Data shown:
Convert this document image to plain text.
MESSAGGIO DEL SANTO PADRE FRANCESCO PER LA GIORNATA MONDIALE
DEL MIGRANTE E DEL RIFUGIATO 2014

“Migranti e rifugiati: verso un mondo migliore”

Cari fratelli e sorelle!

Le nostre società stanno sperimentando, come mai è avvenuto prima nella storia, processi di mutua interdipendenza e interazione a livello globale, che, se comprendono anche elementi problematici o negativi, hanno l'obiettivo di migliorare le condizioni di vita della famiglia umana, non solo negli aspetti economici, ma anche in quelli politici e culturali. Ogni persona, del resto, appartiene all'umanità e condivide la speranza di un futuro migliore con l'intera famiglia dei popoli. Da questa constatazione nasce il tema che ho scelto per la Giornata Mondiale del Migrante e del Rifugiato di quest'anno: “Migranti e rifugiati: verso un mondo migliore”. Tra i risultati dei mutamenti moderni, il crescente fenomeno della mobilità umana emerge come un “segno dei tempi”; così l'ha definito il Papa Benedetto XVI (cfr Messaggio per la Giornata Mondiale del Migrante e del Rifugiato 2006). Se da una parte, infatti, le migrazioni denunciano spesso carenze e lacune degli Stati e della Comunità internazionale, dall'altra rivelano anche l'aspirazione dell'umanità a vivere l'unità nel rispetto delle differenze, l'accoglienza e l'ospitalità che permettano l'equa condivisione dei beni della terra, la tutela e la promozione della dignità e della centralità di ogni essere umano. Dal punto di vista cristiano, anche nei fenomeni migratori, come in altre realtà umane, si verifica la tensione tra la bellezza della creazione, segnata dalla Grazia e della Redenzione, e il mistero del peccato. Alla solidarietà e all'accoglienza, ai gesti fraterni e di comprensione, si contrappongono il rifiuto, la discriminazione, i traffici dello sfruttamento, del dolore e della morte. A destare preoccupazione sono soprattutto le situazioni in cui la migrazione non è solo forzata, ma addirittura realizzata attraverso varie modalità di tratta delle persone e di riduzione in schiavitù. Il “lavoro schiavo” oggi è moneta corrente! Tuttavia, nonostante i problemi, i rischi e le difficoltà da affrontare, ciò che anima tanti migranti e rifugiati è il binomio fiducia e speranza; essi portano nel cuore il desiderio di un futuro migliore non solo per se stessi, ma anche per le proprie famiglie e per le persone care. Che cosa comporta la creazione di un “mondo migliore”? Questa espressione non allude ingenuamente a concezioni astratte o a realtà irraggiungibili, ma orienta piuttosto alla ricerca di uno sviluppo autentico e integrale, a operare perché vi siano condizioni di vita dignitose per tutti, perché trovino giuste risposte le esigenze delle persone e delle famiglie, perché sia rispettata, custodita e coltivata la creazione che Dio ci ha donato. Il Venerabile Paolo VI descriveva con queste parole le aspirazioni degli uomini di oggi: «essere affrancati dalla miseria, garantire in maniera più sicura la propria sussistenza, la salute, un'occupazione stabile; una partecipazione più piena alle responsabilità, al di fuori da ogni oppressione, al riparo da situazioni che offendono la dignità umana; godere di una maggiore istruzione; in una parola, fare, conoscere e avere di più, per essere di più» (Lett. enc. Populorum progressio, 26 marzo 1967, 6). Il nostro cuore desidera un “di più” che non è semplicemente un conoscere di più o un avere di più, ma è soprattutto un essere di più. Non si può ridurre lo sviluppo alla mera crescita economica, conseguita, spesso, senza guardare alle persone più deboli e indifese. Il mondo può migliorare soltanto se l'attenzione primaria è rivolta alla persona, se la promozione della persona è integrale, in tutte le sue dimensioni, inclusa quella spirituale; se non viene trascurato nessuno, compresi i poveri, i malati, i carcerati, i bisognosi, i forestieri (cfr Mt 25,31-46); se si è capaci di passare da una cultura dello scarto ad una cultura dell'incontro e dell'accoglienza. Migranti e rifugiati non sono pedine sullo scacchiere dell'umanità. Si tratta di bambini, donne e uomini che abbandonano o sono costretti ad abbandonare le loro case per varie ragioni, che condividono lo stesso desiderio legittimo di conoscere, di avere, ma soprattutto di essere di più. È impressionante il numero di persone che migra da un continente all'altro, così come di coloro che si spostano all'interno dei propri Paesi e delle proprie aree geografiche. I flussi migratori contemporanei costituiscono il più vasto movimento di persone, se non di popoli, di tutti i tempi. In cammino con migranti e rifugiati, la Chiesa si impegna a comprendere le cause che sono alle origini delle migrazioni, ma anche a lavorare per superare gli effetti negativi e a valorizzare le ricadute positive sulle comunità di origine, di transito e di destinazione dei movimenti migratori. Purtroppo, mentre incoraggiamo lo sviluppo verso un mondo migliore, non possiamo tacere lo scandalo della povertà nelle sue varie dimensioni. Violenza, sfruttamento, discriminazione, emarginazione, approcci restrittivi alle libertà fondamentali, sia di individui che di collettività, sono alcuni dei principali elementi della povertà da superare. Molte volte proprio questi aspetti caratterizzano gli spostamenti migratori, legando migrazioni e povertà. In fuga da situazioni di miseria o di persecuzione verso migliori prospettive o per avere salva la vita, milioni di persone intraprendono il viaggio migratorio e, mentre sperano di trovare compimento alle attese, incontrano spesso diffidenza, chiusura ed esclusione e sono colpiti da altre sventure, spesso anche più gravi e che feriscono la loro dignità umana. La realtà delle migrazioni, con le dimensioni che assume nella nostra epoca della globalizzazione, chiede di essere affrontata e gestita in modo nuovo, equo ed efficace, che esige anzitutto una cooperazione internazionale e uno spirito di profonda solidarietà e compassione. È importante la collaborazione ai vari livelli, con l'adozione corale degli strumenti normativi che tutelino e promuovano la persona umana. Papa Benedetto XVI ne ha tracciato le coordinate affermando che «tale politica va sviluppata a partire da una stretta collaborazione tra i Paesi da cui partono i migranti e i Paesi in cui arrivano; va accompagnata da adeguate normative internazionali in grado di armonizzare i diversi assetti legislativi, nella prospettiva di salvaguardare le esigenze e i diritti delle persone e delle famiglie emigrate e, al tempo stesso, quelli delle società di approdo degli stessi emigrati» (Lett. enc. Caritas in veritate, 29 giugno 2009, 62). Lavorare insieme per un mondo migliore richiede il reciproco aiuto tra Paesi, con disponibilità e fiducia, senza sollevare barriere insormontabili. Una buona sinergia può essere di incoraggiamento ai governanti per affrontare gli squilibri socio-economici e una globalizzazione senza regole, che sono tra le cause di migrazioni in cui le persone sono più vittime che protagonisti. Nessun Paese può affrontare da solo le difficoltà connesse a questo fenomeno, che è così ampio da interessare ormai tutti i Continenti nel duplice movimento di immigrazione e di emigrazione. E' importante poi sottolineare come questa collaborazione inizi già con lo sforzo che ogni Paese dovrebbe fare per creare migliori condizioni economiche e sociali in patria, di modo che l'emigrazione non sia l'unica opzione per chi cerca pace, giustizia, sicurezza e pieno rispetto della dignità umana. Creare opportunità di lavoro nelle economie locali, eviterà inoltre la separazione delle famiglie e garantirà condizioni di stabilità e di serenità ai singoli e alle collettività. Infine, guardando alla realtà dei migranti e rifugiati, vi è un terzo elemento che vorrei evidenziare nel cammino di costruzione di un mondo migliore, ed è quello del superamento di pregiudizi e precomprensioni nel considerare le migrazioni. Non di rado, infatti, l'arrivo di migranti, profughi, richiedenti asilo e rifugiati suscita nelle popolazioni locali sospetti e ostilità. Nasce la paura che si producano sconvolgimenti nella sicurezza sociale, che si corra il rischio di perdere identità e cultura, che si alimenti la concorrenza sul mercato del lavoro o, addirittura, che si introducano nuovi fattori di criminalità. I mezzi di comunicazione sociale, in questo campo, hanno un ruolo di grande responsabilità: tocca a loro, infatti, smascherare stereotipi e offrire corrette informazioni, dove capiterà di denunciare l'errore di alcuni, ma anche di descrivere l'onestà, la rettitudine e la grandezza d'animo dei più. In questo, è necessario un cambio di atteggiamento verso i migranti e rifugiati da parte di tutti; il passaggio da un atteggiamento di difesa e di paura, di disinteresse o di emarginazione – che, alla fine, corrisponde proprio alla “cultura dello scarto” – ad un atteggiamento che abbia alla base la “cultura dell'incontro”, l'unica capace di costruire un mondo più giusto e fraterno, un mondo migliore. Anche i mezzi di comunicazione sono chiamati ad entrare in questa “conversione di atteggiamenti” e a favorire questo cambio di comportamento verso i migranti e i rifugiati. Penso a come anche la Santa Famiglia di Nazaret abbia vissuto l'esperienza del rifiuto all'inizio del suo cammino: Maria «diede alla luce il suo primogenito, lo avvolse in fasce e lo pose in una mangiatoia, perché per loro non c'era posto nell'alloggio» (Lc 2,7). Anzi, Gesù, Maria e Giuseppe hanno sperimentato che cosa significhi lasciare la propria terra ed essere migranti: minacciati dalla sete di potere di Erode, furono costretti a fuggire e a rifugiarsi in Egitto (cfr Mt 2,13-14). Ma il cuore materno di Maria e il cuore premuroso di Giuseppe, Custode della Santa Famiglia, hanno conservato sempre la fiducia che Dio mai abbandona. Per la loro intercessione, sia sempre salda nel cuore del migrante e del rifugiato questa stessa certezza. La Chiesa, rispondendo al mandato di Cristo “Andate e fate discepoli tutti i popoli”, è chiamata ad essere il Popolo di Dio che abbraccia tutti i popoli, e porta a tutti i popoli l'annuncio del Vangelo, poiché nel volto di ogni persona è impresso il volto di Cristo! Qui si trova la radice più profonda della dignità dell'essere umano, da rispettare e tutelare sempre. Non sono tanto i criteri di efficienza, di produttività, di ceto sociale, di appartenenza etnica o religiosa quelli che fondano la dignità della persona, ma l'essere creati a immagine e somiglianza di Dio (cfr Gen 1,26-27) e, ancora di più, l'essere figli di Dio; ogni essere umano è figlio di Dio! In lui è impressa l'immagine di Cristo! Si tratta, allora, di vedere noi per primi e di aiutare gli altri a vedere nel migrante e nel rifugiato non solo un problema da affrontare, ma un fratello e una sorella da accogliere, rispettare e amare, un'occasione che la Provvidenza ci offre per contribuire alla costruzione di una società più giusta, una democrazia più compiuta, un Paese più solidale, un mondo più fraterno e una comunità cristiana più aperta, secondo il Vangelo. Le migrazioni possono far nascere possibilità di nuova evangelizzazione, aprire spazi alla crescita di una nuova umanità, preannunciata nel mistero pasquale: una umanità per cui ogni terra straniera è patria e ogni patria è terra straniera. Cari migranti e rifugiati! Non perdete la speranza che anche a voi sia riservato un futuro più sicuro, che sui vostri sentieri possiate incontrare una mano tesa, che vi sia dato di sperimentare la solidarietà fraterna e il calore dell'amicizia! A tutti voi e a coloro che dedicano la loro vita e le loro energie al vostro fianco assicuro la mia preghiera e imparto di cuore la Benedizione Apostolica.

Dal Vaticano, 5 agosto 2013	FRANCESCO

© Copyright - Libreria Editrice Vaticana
* * *
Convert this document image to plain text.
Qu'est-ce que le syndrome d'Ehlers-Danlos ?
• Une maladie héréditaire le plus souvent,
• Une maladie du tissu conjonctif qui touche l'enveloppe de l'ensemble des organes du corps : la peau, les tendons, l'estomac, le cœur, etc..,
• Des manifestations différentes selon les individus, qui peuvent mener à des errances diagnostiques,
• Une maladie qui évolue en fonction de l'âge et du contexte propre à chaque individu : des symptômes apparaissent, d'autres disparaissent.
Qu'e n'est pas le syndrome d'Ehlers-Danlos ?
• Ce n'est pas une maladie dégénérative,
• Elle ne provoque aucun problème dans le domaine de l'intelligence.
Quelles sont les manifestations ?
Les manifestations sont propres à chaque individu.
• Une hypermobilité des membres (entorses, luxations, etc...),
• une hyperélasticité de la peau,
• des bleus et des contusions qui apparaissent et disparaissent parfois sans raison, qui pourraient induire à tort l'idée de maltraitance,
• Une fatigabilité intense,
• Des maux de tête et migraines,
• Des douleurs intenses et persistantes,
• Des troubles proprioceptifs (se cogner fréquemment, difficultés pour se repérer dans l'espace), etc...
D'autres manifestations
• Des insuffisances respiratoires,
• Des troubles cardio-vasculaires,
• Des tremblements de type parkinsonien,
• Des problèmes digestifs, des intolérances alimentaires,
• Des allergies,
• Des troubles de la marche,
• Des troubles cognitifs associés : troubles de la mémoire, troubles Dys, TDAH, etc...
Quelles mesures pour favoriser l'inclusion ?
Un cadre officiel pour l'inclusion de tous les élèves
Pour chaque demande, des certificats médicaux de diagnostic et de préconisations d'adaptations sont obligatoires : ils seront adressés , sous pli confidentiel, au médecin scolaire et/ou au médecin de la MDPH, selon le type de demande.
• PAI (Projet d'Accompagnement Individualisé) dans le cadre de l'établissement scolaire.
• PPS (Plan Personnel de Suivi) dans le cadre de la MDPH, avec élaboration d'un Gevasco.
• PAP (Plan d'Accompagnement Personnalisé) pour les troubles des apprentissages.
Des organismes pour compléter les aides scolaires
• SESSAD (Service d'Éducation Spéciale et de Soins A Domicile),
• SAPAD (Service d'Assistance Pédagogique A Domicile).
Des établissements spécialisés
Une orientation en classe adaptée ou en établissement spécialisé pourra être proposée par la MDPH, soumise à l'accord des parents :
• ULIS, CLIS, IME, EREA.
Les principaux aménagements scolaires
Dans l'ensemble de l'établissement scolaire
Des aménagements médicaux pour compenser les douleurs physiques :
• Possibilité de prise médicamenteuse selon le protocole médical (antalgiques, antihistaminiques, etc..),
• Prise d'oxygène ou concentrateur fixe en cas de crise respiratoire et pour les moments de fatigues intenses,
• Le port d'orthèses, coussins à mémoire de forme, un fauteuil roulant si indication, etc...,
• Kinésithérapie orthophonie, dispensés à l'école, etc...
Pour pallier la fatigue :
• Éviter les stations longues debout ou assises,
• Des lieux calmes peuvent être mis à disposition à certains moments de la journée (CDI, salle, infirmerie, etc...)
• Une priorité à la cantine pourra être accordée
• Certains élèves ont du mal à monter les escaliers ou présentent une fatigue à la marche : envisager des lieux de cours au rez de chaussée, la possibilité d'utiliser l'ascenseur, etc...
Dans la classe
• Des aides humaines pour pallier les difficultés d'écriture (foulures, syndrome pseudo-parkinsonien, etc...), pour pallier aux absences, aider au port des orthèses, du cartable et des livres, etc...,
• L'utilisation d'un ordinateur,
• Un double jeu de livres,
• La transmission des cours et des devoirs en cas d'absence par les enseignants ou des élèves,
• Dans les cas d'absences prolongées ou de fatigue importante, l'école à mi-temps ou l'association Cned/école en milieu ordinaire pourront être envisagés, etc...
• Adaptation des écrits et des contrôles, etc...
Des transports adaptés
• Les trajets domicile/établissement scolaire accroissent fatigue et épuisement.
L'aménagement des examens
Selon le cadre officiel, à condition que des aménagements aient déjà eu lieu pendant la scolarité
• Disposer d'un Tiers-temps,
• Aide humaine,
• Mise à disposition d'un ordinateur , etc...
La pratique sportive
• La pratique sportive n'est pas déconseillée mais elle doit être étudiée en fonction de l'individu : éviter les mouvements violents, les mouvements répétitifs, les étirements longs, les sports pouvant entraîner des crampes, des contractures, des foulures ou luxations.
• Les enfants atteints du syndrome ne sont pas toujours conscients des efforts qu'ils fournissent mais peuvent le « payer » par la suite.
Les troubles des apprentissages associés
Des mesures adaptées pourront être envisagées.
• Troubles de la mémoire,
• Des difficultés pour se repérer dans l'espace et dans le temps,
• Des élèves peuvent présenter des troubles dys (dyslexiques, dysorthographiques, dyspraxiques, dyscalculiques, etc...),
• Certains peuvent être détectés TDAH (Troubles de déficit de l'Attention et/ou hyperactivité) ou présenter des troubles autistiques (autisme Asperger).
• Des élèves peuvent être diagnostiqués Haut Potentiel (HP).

Task to carry out: Identify and copy lines that hold the string "orthèses".

Solved exercise:
• Le port d'orthèses, coussins à mémoire de forme, un fauteuil roulant si indication, etc...,
• Des aides humaines pour pallier les difficultés d'écriture (foulures, syndrome pseudo-parkinsonien, etc...), pour pallier aux absences, aider au port des orthèses, du cartable et des livres, etc...,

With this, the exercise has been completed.